● What is required
Locate and copy each line in the data that contains the word "políticas".

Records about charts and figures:
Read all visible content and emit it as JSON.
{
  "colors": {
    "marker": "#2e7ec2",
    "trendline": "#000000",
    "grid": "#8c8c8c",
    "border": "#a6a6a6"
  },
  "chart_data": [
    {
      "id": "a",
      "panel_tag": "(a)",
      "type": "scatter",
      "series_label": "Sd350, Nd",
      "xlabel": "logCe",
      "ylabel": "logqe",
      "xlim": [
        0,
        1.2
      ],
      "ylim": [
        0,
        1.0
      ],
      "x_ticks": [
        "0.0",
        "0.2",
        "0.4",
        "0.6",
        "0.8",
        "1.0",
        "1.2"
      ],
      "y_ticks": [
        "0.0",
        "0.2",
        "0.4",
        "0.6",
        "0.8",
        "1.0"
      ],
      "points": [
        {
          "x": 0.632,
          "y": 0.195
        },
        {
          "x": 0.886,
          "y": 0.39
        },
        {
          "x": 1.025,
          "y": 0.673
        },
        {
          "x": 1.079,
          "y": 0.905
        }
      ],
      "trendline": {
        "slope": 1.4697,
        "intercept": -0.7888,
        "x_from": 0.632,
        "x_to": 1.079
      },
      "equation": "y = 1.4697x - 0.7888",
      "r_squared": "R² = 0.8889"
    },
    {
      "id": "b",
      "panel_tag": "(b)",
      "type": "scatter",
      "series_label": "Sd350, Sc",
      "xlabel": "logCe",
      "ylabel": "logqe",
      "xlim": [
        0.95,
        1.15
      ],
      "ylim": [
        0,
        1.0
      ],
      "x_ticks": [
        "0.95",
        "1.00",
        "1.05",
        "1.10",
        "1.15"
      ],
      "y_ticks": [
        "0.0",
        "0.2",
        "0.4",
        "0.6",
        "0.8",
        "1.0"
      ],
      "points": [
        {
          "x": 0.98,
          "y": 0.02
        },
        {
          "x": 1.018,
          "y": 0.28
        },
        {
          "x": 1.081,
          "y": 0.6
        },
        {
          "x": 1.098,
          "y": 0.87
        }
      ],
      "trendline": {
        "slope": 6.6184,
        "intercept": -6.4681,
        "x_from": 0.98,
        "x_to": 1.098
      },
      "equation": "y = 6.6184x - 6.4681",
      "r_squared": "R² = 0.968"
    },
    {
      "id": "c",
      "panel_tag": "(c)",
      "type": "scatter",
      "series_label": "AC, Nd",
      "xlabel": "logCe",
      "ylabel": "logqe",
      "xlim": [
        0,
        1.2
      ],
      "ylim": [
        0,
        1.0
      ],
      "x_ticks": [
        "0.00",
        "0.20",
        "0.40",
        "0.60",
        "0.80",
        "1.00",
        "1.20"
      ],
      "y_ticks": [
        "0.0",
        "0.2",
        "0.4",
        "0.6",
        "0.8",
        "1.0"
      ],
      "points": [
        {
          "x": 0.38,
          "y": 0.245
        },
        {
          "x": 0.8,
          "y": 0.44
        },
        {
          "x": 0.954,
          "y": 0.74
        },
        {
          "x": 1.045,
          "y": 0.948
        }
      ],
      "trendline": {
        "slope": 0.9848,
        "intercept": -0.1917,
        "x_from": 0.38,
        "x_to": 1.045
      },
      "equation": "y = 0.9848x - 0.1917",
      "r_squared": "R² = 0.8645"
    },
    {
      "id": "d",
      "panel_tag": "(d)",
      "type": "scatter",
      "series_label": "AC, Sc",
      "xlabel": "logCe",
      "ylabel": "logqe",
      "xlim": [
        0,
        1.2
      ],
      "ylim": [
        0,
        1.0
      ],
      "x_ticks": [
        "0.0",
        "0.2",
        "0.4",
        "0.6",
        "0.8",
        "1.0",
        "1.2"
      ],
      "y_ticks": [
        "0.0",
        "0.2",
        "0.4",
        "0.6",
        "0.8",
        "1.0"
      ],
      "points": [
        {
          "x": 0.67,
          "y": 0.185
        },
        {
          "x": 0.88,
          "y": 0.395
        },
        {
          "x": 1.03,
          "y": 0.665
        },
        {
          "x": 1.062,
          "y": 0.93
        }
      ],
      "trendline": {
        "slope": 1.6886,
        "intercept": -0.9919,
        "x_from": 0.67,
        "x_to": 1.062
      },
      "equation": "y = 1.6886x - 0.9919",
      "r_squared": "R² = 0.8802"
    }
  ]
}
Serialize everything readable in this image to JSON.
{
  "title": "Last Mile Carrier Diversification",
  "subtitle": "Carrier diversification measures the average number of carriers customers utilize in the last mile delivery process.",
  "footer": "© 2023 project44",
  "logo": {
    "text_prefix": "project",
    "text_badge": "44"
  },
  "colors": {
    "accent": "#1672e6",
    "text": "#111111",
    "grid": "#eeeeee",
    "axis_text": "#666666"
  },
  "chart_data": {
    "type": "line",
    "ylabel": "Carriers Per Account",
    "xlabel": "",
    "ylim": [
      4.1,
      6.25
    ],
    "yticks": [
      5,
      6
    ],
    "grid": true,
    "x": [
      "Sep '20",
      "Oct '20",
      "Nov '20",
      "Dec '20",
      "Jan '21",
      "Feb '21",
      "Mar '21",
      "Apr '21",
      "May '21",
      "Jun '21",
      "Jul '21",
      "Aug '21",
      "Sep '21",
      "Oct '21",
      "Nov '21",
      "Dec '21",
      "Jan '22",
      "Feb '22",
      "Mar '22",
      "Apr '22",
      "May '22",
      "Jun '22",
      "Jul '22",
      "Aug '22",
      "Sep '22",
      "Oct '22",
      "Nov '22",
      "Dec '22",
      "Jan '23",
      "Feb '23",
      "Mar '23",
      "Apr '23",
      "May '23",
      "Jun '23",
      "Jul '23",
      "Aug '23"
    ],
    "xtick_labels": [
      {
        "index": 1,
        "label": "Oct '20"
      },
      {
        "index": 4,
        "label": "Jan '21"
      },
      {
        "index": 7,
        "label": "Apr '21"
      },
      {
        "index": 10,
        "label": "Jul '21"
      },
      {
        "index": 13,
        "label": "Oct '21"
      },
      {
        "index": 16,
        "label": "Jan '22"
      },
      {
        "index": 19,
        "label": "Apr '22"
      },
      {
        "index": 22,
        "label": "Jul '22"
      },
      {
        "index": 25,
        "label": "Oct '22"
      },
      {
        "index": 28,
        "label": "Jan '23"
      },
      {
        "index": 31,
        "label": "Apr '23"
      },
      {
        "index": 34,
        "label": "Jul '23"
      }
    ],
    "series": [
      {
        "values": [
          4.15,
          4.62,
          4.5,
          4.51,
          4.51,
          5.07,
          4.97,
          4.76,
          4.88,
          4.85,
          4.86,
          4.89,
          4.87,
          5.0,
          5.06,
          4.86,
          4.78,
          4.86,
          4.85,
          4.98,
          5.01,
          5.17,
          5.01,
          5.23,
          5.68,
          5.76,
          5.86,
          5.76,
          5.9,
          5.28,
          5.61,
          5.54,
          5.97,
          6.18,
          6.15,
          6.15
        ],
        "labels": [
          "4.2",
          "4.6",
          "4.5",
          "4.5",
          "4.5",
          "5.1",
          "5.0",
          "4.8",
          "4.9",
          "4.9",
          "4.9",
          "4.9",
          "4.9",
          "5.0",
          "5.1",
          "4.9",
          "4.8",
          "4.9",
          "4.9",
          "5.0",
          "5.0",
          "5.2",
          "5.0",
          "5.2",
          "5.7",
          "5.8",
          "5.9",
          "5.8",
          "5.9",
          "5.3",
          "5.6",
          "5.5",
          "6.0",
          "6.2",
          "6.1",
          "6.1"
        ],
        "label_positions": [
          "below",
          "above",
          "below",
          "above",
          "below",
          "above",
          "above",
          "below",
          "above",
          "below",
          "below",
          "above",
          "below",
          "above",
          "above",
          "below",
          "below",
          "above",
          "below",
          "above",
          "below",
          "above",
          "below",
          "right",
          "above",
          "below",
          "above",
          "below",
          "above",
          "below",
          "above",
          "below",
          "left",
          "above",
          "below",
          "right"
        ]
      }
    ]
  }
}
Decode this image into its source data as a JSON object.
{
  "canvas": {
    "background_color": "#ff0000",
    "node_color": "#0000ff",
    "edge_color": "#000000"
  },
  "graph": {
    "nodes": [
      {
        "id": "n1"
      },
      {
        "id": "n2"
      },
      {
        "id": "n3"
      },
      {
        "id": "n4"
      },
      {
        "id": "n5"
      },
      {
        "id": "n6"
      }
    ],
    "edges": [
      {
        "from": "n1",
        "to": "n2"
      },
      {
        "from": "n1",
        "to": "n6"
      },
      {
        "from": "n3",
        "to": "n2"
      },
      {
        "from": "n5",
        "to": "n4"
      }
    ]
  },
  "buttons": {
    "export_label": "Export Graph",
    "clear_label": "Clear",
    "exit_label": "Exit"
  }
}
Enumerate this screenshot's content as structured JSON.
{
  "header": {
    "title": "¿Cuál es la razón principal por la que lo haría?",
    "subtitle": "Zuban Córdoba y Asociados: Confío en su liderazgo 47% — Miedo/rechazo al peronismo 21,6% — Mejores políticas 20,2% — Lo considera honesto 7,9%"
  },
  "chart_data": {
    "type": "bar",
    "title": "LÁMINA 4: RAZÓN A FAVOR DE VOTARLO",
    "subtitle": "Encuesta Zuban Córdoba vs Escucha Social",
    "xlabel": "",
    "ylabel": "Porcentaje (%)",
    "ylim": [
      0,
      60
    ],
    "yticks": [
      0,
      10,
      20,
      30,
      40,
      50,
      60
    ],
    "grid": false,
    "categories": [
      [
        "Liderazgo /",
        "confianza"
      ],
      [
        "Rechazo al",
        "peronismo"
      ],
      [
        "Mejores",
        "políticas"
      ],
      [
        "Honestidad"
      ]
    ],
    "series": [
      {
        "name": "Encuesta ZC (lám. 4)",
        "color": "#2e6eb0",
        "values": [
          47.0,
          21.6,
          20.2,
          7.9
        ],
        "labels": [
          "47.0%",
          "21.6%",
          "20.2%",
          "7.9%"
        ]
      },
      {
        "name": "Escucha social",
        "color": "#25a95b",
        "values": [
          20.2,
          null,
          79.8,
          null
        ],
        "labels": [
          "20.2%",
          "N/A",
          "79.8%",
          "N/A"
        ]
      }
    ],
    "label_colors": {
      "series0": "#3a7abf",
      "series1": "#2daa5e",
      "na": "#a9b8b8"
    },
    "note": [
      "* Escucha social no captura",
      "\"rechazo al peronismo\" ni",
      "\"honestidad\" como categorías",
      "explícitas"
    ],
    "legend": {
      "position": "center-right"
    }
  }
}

● Output of the exercise
    "subtitle": "Zuban Córdoba y Asociados: Confío en su liderazgo 47% — Miedo/rechazo al peronismo 21,6% — Mejores políticas 20,2% — Lo considera honesto 7,9%"
        "políticas"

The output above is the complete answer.